Viktória FC
- Full name: Viktória Football Club Szombathely
- Founded: 1993
- Ground: Király Sportlétesítmény, Szombathely
- Capacity: 2,000
- Chairman: Csaba Barczi
- Manager: Csaba Mitterstiller
- League: Noi NB I
- 2025–26: 10th
- Website: http://www.viktoriafc.hu/
| Home colours | Away colours |

= Viktória FC-Szombathely =

Viktória FC Szombathely, a.k.a. Viktoria-Trend Optika FC for sponsorship reasons, is a Hungarian women's football club from Szombathely, currently competing in Noi NB I. Founded in 1993, it became one of the leading Hungarian teams in the 2000s, winning two championships in 2004 and 2009, consequently appearing twice in the Champions League. In 2011 it won its third national cup.

(Element location listings)
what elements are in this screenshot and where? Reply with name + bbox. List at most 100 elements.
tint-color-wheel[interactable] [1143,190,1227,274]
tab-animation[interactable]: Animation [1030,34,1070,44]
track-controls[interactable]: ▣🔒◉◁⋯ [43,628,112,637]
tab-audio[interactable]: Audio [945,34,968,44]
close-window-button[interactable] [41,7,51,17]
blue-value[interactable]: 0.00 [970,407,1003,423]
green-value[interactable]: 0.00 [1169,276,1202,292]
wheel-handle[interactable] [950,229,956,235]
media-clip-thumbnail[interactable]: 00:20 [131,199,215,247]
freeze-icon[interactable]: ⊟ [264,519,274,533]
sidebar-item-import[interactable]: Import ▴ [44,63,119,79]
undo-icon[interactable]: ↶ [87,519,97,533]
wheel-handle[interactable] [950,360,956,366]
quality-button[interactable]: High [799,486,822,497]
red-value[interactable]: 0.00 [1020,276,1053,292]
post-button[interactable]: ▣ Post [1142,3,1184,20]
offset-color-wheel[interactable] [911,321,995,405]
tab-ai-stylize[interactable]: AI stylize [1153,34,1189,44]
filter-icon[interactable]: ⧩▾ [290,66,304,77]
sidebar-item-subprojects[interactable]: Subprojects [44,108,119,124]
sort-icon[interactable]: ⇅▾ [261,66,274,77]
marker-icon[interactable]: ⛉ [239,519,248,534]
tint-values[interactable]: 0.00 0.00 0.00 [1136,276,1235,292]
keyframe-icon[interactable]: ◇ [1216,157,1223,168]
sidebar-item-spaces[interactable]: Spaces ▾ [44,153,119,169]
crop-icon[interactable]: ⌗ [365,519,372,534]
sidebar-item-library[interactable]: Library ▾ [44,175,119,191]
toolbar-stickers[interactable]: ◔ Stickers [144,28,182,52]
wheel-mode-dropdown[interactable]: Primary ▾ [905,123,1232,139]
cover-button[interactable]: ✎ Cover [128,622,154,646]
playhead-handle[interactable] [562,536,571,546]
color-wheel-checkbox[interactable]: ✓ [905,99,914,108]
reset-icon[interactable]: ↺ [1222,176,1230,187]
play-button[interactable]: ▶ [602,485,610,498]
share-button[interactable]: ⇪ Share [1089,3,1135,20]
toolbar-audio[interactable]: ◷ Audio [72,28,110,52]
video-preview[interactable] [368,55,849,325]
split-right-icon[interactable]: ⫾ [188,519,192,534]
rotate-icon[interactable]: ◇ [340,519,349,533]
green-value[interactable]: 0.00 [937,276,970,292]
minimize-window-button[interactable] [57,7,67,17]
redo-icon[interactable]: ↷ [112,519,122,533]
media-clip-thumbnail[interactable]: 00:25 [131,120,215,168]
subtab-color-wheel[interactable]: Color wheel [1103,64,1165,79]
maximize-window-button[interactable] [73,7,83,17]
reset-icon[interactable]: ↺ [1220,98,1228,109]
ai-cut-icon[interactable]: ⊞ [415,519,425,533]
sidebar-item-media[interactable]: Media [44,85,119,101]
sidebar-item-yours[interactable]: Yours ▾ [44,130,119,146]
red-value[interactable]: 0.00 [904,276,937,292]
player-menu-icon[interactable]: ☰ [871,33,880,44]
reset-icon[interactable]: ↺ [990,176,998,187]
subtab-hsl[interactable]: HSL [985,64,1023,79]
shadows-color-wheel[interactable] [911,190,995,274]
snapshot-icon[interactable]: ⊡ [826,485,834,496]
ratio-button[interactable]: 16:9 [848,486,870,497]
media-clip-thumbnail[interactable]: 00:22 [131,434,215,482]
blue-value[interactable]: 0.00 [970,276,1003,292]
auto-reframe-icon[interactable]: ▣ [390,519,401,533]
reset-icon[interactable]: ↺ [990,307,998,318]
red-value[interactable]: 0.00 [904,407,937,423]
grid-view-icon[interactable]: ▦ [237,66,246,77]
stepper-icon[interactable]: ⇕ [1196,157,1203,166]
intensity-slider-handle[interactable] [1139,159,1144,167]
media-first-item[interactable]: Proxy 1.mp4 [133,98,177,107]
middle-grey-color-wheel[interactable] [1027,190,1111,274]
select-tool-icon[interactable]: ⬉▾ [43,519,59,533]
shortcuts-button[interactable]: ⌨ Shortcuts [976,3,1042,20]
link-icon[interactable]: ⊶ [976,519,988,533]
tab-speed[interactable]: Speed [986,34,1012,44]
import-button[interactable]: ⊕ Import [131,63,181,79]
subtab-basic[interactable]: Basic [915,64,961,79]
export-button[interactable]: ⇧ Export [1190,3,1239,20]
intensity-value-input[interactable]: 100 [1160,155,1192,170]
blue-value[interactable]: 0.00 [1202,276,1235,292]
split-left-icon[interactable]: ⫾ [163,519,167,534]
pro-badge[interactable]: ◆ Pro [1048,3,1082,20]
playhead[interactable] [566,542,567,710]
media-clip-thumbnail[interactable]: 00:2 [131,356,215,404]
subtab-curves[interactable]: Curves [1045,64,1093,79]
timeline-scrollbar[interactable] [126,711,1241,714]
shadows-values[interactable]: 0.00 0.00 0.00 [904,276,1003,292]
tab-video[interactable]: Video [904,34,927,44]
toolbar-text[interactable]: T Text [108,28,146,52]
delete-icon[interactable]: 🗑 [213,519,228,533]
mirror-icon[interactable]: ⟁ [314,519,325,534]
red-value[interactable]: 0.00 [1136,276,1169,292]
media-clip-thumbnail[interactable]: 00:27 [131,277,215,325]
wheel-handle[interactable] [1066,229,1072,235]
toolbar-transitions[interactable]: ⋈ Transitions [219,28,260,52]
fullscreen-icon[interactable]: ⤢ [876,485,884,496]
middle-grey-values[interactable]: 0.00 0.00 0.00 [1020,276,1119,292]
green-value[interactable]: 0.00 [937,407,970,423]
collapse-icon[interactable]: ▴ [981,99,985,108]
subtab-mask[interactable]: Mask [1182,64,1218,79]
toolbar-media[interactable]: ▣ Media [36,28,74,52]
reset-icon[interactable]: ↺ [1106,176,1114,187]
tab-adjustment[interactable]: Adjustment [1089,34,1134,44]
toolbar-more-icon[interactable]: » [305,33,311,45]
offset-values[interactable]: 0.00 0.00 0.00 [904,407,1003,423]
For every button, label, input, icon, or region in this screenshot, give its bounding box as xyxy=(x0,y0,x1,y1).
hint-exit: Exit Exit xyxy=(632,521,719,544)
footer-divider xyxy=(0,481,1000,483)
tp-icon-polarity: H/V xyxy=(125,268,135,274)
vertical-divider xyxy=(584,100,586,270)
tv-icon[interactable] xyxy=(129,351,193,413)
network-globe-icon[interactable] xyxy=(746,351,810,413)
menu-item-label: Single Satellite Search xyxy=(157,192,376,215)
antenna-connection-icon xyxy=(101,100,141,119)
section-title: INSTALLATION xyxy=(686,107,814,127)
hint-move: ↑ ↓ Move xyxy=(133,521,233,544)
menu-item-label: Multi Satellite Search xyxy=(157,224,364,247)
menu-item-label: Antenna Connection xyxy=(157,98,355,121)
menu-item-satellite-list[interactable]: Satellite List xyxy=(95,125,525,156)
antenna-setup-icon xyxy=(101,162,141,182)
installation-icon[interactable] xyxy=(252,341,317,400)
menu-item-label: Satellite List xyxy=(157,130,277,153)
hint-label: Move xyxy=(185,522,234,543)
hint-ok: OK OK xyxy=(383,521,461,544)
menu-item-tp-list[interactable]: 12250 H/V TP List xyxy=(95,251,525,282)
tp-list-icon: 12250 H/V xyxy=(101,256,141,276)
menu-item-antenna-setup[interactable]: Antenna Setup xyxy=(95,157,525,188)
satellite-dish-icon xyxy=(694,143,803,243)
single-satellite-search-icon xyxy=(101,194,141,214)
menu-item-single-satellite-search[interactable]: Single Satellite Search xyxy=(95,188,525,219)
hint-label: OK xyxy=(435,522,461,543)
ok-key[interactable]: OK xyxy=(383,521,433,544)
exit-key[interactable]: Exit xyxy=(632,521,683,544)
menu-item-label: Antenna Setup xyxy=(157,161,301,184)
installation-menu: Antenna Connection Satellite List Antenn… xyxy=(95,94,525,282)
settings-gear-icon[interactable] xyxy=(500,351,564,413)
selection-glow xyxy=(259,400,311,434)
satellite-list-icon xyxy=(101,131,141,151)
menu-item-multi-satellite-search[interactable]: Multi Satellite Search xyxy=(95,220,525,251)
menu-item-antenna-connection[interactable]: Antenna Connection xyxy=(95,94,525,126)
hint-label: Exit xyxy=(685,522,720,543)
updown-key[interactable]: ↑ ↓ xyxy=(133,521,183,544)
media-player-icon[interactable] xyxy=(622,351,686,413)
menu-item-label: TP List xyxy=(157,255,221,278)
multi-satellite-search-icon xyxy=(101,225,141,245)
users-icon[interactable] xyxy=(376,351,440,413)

Written instruction:
In the Viktória FC passage, in what year did the club win its third national cup?

Exercise output:
2011